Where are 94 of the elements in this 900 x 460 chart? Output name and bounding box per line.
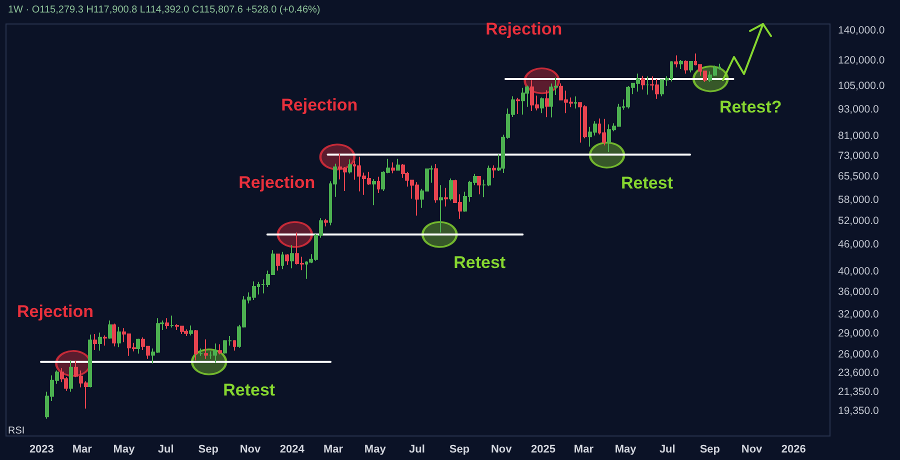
y-tick-label: 29,000.0 [838, 327, 880, 340]
candlestick [213, 343, 217, 364]
annotation: Rejection [281, 95, 358, 114]
candlestick [391, 162, 395, 174]
x-tick-label: 2024 [280, 444, 306, 456]
candlestick [189, 325, 193, 336]
y-tick-label: 36,000.0 [838, 286, 880, 298]
candlestick [540, 97, 544, 114]
candlestick [574, 96, 577, 110]
y-tick-label: 32,000.0 [838, 308, 880, 320]
x-tick-label: Sep [198, 444, 219, 456]
y-tick-label: 140,000.0 [838, 24, 885, 37]
candlestick [602, 118, 606, 146]
candlestick [170, 315, 174, 328]
candlestick [439, 184, 443, 234]
candlestick [69, 360, 73, 392]
candlestick [112, 323, 116, 347]
y-tick-label: 105,000.0 [838, 80, 885, 92]
y-tick-label: 52,000.0 [838, 215, 880, 228]
candlestick [679, 60, 683, 70]
x-tick-label: Mar [323, 444, 344, 456]
x-tick-label: 2026 [781, 444, 806, 456]
candlestick [165, 318, 169, 330]
x-tick-label: May [614, 444, 638, 456]
candlestick [674, 54, 678, 68]
annotation: Rejection [238, 173, 316, 192]
annotation: Rejection [16, 302, 94, 321]
x-tick-label: Jul [158, 444, 174, 456]
candlestick [684, 60, 688, 74]
x-tick-label: 2023 [29, 444, 54, 456]
x-tick-label: Jul [659, 444, 676, 456]
candlestick [689, 60, 693, 73]
candlestick [204, 338, 208, 360]
y-tick-label: 23,600.0 [838, 366, 880, 379]
candlestick [285, 254, 289, 266]
x-tick-label: May [113, 444, 136, 456]
candlestick [199, 348, 203, 356]
candlestick [117, 326, 121, 348]
y-tick-label: 65,500.0 [838, 170, 880, 183]
candlestick [103, 334, 107, 346]
candlestick [324, 218, 328, 227]
candlestick [641, 75, 645, 90]
candlestick [521, 87, 525, 116]
y-tick-label: 40,000.0 [838, 266, 880, 278]
y-tick-label: 58,000.0 [838, 194, 880, 206]
candlestick [396, 158, 400, 172]
annotation: RSI [8, 426, 25, 436]
candlestick [98, 332, 102, 352]
x-tick-label: Jul [409, 444, 425, 456]
candlestick [281, 251, 284, 270]
candlestick [434, 163, 438, 204]
annotation: Rejection [486, 19, 562, 38]
candlestick [545, 90, 549, 118]
candlestick [348, 158, 352, 174]
y-tick-label: 26,000.0 [838, 348, 880, 360]
candlestick [444, 187, 448, 208]
candlestick [477, 176, 481, 195]
candlestick [93, 334, 97, 350]
candlestick [218, 344, 222, 355]
x-tick-label: May [364, 444, 387, 456]
x-tick-label: Mar [574, 444, 594, 456]
candlestick [233, 340, 236, 352]
candlestick [377, 176, 380, 194]
candlestick [108, 320, 112, 340]
candlestick [88, 334, 92, 388]
candlestick [290, 244, 294, 269]
annotation: Retest [223, 380, 276, 400]
y-tick-label: 73,000.0 [838, 150, 880, 162]
y-tick-label: 46,000.0 [838, 238, 880, 251]
x-tick-label: Mar [72, 444, 93, 456]
x-tick-label: 2025 [530, 444, 556, 456]
annotation: Retest [454, 253, 506, 272]
x-tick-label: Sep [449, 444, 470, 456]
candlestick [492, 164, 496, 178]
y-tick-label: 93,000.0 [838, 103, 880, 116]
x-tick-label: Nov [490, 444, 513, 456]
x-tick-label: Nov [240, 444, 262, 456]
annotation: Retest? [719, 97, 782, 116]
candlestick [194, 330, 198, 361]
y-tick-label: 81,000.0 [838, 130, 880, 142]
text: 1W · O115,279.3 H117,900.8 L114,392.0 C115,807.6 +528.0 (+0.46%) [8, 4, 320, 16]
candlestick [136, 338, 140, 354]
candlestick [449, 178, 453, 201]
candlestick [646, 76, 649, 96]
candlestick [516, 97, 520, 114]
x-tick-label: Sep [700, 444, 720, 456]
y-tick-label: 19,350.0 [838, 405, 880, 418]
x-tick-label: Nov [741, 444, 764, 456]
candlestick [372, 178, 376, 206]
y-tick-label: 120,000.0 [838, 54, 885, 66]
candlestick [184, 328, 188, 337]
annotation: Retest [621, 174, 674, 193]
candlestick [276, 254, 280, 272]
y-tick-label: 21,350.0 [838, 386, 880, 398]
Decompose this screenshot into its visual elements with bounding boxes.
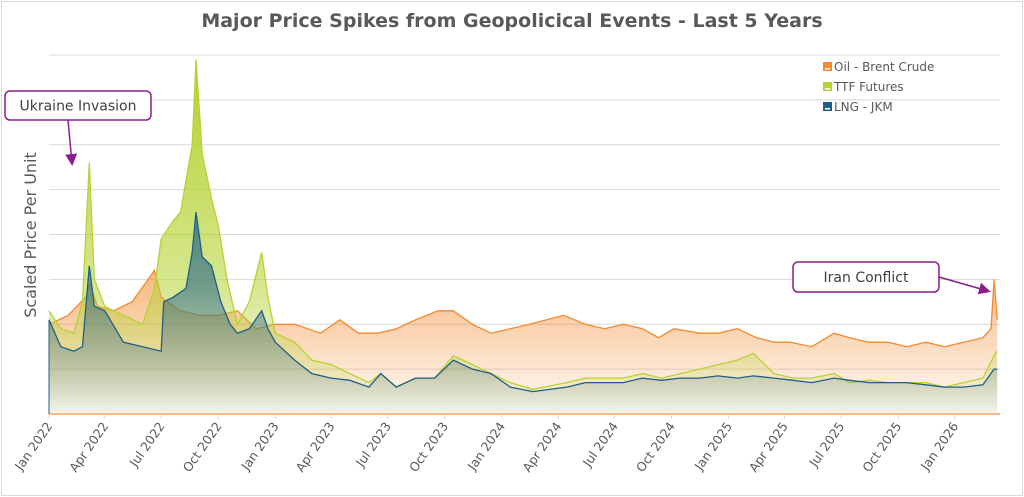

====

## Problem
Update the entries above by replacing every occurrence of "candlestick" with "candle body" and leaving all other text unchanged. Omit the pictures from your response.

## Answer to this problem
Where are 94 of the elements in this 900 x 460 chart? Output name and bounding box per line.
y-tick-label: 29,000.0 [838, 327, 880, 340]
candle body [213, 343, 217, 364]
annotation: Rejection [281, 95, 358, 114]
candle body [391, 162, 395, 174]
x-tick-label: 2024 [280, 444, 306, 456]
candle body [189, 325, 193, 336]
y-tick-label: 36,000.0 [838, 286, 880, 298]
candle body [540, 97, 544, 114]
candle body [574, 96, 577, 110]
y-tick-label: 32,000.0 [838, 308, 880, 320]
x-tick-label: Sep [198, 444, 219, 456]
y-tick-label: 140,000.0 [838, 24, 885, 37]
candle body [602, 118, 606, 146]
candle body [170, 315, 174, 328]
candle body [439, 184, 443, 234]
candle body [69, 360, 73, 392]
candle body [112, 323, 116, 347]
y-tick-label: 105,000.0 [838, 80, 885, 92]
y-tick-label: 52,000.0 [838, 215, 880, 228]
candle body [679, 60, 683, 70]
x-tick-label: Mar [323, 444, 344, 456]
x-tick-label: 2026 [781, 444, 806, 456]
candle body [165, 318, 169, 330]
x-tick-label: May [614, 444, 638, 456]
candle body [674, 54, 678, 68]
annotation: Rejection [238, 173, 316, 192]
annotation: Rejection [16, 302, 94, 321]
x-tick-label: Jul [158, 444, 174, 456]
candle body [684, 60, 688, 74]
x-tick-label: 2023 [29, 444, 54, 456]
x-tick-label: Jul [659, 444, 676, 456]
candle body [689, 60, 693, 73]
candle body [204, 338, 208, 360]
y-tick-label: 23,600.0 [838, 366, 880, 379]
candle body [285, 254, 289, 266]
x-tick-label: May [113, 444, 136, 456]
candle body [199, 348, 203, 356]
candle body [117, 326, 121, 348]
y-tick-label: 65,500.0 [838, 170, 880, 183]
candle body [103, 334, 107, 346]
candle body [324, 218, 328, 227]
candle body [641, 75, 645, 90]
candle body [521, 87, 525, 116]
y-tick-label: 40,000.0 [838, 266, 880, 278]
y-tick-label: 58,000.0 [838, 194, 880, 206]
candle body [396, 158, 400, 172]
annotation: RSI [8, 426, 25, 436]
candle body [98, 332, 102, 352]
x-tick-label: Jul [409, 444, 425, 456]
candle body [281, 251, 284, 270]
candle body [434, 163, 438, 204]
annotation: Rejection [486, 19, 562, 38]
candle body [545, 90, 549, 118]
candle body [348, 158, 352, 174]
y-tick-label: 26,000.0 [838, 348, 880, 360]
candle body [444, 187, 448, 208]
candle body [477, 176, 481, 195]
candle body [93, 334, 97, 350]
candle body [218, 344, 222, 355]
x-tick-label: May [364, 444, 387, 456]
x-tick-label: Mar [574, 444, 594, 456]
candle body [233, 340, 236, 352]
candle body [377, 176, 380, 194]
candle body [108, 320, 112, 340]
candle body [88, 334, 92, 388]
candle body [290, 244, 294, 269]
annotation: Retest [223, 380, 276, 400]
y-tick-label: 73,000.0 [838, 150, 880, 162]
y-tick-label: 46,000.0 [838, 238, 880, 251]
x-tick-label: Mar [72, 444, 93, 456]
x-tick-label: 2025 [530, 444, 556, 456]
annotation: Retest [454, 253, 506, 272]
x-tick-label: Sep [449, 444, 470, 456]
candle body [492, 164, 496, 178]
y-tick-label: 93,000.0 [838, 103, 880, 116]
x-tick-label: Nov [490, 444, 513, 456]
x-tick-label: Nov [240, 444, 262, 456]
annotation: Retest? [719, 97, 782, 116]
candle body [194, 330, 198, 361]
y-tick-label: 81,000.0 [838, 130, 880, 142]
text: 1W · O115,279.3 H117,900.8 L114,392.0 C115,807.6 +528.0 (+0.46%) [8, 4, 320, 16]
candle body [136, 338, 140, 354]
candle body [449, 178, 453, 201]
candle body [646, 76, 649, 96]
candle body [516, 97, 520, 114]
x-tick-label: Sep [700, 444, 720, 456]
y-tick-label: 19,350.0 [838, 405, 880, 418]
x-tick-label: Nov [741, 444, 764, 456]
candle body [372, 178, 376, 206]
y-tick-label: 120,000.0 [838, 54, 885, 66]
candle body [184, 328, 188, 337]
annotation: Retest [621, 174, 674, 193]
candle body [276, 254, 280, 272]
y-tick-label: 21,350.0 [838, 386, 880, 398]
Decompose this screenshot into its visual elements with bounding boxes.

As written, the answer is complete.